* **Dataset excerpts**
___

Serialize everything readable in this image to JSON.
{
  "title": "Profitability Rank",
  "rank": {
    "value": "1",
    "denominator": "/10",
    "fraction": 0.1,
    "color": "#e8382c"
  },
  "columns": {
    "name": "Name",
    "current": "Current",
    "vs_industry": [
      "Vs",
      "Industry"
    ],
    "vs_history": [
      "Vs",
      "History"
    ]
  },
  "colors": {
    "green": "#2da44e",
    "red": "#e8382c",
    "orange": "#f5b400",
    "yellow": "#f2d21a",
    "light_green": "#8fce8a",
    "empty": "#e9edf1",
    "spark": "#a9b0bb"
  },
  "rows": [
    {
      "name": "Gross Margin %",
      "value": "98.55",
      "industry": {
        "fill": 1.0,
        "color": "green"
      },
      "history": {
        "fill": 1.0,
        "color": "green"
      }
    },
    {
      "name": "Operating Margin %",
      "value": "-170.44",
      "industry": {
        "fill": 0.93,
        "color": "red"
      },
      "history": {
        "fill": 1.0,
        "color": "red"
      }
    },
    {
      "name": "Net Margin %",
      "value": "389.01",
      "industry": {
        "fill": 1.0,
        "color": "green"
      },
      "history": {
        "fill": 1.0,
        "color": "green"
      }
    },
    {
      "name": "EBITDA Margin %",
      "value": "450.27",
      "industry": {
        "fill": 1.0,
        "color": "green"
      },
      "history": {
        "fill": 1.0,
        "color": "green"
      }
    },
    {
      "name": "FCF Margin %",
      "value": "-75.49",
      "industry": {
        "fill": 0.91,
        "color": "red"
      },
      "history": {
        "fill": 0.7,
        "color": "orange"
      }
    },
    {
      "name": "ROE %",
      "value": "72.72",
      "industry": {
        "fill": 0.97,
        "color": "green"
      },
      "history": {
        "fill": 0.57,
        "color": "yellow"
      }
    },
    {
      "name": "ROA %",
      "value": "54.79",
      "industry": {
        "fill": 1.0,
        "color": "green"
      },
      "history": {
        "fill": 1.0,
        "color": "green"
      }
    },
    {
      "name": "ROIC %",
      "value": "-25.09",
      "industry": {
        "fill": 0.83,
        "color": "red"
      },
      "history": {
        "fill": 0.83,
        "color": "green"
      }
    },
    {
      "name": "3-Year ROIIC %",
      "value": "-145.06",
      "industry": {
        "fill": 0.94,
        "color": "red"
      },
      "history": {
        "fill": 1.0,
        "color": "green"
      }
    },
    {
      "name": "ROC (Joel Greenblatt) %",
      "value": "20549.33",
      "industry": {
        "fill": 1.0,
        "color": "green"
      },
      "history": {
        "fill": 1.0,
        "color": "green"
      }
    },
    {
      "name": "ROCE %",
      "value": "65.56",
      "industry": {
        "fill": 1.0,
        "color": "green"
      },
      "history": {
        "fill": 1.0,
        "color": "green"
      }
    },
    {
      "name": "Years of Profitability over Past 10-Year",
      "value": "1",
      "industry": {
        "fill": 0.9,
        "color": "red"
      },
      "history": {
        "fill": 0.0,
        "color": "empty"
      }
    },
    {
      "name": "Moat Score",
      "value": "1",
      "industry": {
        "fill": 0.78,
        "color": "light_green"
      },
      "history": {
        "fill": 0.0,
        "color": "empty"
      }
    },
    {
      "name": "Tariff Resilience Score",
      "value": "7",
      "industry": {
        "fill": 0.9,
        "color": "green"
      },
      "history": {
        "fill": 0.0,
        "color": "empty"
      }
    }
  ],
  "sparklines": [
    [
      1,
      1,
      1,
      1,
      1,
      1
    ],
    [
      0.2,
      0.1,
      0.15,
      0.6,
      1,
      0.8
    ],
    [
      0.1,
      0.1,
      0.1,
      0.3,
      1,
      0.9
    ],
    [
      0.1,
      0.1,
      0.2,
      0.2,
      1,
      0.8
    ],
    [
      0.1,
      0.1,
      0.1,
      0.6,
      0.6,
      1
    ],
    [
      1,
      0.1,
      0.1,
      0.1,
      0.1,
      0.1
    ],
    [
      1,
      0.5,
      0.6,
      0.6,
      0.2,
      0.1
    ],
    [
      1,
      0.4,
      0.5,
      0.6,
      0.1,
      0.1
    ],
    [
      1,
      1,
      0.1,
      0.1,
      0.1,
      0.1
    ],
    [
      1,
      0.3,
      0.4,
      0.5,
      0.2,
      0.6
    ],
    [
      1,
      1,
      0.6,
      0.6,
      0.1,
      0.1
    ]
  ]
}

___

* **Task statement**
Hand back the material above in full, exactly as written.

* **Written answer**
Serialize everything readable in this image to JSON.
{
  "title": "Profitability Rank",
  "rank": {
    "value": "1",
    "denominator": "/10",
    "fraction": 0.1,
    "color": "#e8382c"
  },
  "columns": {
    "name": "Name",
    "current": "Current",
    "vs_industry": [
      "Vs",
      "Industry"
    ],
    "vs_history": [
      "Vs",
      "History"
    ]
  },
  "colors": {
    "green": "#2da44e",
    "red": "#e8382c",
    "orange": "#f5b400",
    "yellow": "#f2d21a",
    "light_green": "#8fce8a",
    "empty": "#e9edf1",
    "spark": "#a9b0bb"
  },
  "rows": [
    {
      "name": "Gross Margin %",
      "value": "98.55",
      "industry": {
        "fill": 1.0,
        "color": "green"
      },
      "history": {
        "fill": 1.0,
        "color": "green"
      }
    },
    {
      "name": "Operating Margin %",
      "value": "-170.44",
      "industry": {
        "fill": 0.93,
        "color": "red"
      },
      "history": {
        "fill": 1.0,
        "color": "red"
      }
    },
    {
      "name": "Net Margin %",
      "value": "389.01",
      "industry": {
        "fill": 1.0,
        "color": "green"
      },
      "history": {
        "fill": 1.0,
        "color": "green"
      }
    },
    {
      "name": "EBITDA Margin %",
      "value": "450.27",
      "industry": {
        "fill": 1.0,
        "color": "green"
      },
      "history": {
        "fill": 1.0,
        "color": "green"
      }
    },
    {
      "name": "FCF Margin %",
      "value": "-75.49",
      "industry": {
        "fill": 0.91,
        "color": "red"
      },
      "history": {
        "fill": 0.7,
        "color": "orange"
      }
    },
    {
      "name": "ROE %",
      "value": "72.72",
      "industry": {
        "fill": 0.97,
        "color": "green"
      },
      "history": {
        "fill": 0.57,
        "color": "yellow"
      }
    },
    {
      "name": "ROA %",
      "value": "54.79",
      "industry": {
        "fill": 1.0,
        "color": "green"
      },
      "history": {
        "fill": 1.0,
        "color": "green"
      }
    },
    {
      "name": "ROIC %",
      "value": "-25.09",
      "industry": {
        "fill": 0.83,
        "color": "red"
      },
      "history": {
        "fill": 0.83,
        "color": "green"
      }
    },
    {
      "name": "3-Year ROIIC %",
      "value": "-145.06",
      "industry": {
        "fill": 0.94,
        "color": "red"
      },
      "history": {
        "fill": 1.0,
        "color": "green"
      }
    },
    {
      "name": "ROC (Joel Greenblatt) %",
      "value": "20549.33",
      "industry": {
        "fill": 1.0,
        "color": "green"
      },
      "history": {
        "fill": 1.0,
        "color": "green"
      }
    },
    {
      "name": "ROCE %",
      "value": "65.56",
      "industry": {
        "fill": 1.0,
        "color": "green"
      },
      "history": {
        "fill": 1.0,
        "color": "green"
      }
    },
    {
      "name": "Years of Profitability over Past 10-Year",
      "value": "1",
      "industry": {
        "fill": 0.9,
        "color": "red"
      },
      "history": {
        "fill": 0.0,
        "color": "empty"
      }
    },
    {
      "name": "Moat Score",
      "value": "1",
      "industry": {
        "fill": 0.78,
        "color": "light_green"
      },
      "history": {
        "fill": 0.0,
        "color": "empty"
      }
    },
    {
      "name": "Tariff Resilience Score",
      "value": "7",
      "industry": {
        "fill": 0.9,
        "color": "green"
      },
      "history": {
        "fill": 0.0,
        "color": "empty"
      }
    }
  ],
  "sparklines": [
    [
      1,
      1,
      1,
      1,
      1,
      1
    ],
    [
      0.2,
      0.1,
      0.15,
      0.6,
      1,
      0.8
    ],
    [
      0.1,
      0.1,
      0.1,
      0.3,
      1,
      0.9
    ],
    [
      0.1,
      0.1,
      0.2,
      0.2,
      1,
      0.8
    ],
    [
      0.1,
      0.1,
      0.1,
      0.6,
      0.6,
      1
    ],
    [
      1,
      0.1,
      0.1,
      0.1,
      0.1,
      0.1
    ],
    [
      1,
      0.5,
      0.6,
      0.6,
      0.2,
      0.1
    ],
    [
      1,
      0.4,
      0.5,
      0.6,
      0.1,
      0.1
    ],
    [
      1,
      1,
      0.1,
      0.1,
      0.1,
      0.1
    ],
    [
      1,
      0.3,
      0.4,
      0.5,
      0.2,
      0.6
    ],
    [
      1,
      1,
      0.6,
      0.6,
      0.1,
      0.1
    ]
  ]
}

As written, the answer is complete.